Pull every line of the entries that has the word "kinematically".

** start of Material **

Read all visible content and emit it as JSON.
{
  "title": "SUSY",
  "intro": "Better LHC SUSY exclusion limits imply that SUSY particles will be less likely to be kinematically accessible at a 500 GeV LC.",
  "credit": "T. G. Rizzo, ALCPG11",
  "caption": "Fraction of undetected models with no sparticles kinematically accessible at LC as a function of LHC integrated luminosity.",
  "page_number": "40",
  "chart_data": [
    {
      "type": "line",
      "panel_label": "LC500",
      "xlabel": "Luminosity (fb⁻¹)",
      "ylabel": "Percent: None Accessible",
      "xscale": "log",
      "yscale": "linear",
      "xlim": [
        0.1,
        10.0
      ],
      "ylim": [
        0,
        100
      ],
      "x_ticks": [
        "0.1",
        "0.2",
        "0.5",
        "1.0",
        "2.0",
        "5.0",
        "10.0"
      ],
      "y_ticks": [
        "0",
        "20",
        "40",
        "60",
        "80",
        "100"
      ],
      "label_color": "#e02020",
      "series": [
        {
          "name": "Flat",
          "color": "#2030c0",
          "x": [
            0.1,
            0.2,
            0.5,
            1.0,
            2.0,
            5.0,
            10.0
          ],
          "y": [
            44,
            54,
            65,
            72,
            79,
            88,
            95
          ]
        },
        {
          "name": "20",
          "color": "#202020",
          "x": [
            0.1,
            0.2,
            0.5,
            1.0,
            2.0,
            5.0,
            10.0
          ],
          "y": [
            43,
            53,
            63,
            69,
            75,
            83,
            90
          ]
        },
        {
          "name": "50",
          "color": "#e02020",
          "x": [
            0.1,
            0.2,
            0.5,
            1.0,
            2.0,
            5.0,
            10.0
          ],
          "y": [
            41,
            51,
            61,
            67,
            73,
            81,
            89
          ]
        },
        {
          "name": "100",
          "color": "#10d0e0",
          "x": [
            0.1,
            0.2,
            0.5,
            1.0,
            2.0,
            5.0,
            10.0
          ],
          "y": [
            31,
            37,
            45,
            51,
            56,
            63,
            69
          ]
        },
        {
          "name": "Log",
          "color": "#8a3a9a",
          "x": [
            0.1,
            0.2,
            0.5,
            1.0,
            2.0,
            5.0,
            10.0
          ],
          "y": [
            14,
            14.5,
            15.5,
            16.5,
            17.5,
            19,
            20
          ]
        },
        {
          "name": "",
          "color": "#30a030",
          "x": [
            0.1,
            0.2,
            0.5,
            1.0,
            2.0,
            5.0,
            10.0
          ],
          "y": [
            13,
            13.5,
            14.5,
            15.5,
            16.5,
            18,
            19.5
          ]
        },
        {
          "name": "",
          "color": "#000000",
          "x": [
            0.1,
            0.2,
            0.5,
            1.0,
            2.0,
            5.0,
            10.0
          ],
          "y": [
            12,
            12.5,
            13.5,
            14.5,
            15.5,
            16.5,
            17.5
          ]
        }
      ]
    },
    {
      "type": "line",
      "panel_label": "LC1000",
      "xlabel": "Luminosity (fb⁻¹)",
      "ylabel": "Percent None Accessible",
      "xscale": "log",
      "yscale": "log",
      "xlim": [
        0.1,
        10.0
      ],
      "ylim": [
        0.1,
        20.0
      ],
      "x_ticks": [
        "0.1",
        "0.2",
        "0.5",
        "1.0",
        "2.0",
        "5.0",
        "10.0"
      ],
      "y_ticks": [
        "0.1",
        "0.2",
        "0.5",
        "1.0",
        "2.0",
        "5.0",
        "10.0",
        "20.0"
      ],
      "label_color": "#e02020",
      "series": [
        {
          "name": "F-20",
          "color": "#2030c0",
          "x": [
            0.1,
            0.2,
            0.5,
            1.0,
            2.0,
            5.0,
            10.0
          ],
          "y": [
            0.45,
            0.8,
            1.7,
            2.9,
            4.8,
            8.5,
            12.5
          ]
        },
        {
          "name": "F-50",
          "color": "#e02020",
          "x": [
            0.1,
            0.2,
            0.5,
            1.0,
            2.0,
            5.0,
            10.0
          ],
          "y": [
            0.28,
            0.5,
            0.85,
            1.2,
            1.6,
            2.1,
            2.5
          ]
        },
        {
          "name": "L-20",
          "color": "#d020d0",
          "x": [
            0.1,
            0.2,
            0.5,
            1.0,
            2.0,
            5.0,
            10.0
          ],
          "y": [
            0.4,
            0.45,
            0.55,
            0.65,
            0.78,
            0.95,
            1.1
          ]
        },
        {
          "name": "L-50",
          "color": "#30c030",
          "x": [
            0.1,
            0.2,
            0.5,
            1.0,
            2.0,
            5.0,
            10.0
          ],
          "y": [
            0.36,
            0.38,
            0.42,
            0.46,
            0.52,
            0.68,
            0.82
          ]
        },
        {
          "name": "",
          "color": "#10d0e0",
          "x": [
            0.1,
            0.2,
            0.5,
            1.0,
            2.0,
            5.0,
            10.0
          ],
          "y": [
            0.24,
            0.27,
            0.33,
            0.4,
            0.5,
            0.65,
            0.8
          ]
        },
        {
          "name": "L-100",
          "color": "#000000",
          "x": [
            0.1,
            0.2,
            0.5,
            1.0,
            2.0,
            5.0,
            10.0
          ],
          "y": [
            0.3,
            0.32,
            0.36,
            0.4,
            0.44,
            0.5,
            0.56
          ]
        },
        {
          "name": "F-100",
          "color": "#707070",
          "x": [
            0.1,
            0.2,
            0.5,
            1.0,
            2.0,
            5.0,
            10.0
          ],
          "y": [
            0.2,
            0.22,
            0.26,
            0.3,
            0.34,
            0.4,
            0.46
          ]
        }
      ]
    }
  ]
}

** end of Material **

Correct result —
  "intro": "Better LHC SUSY exclusion limits imply that SUSY particles will be less likely to be kinematically accessible at a 500 GeV LC.",
  "caption": "Fraction of undetected models with no sparticles kinematically accessible at LC as a function of LHC integrated luminosity.",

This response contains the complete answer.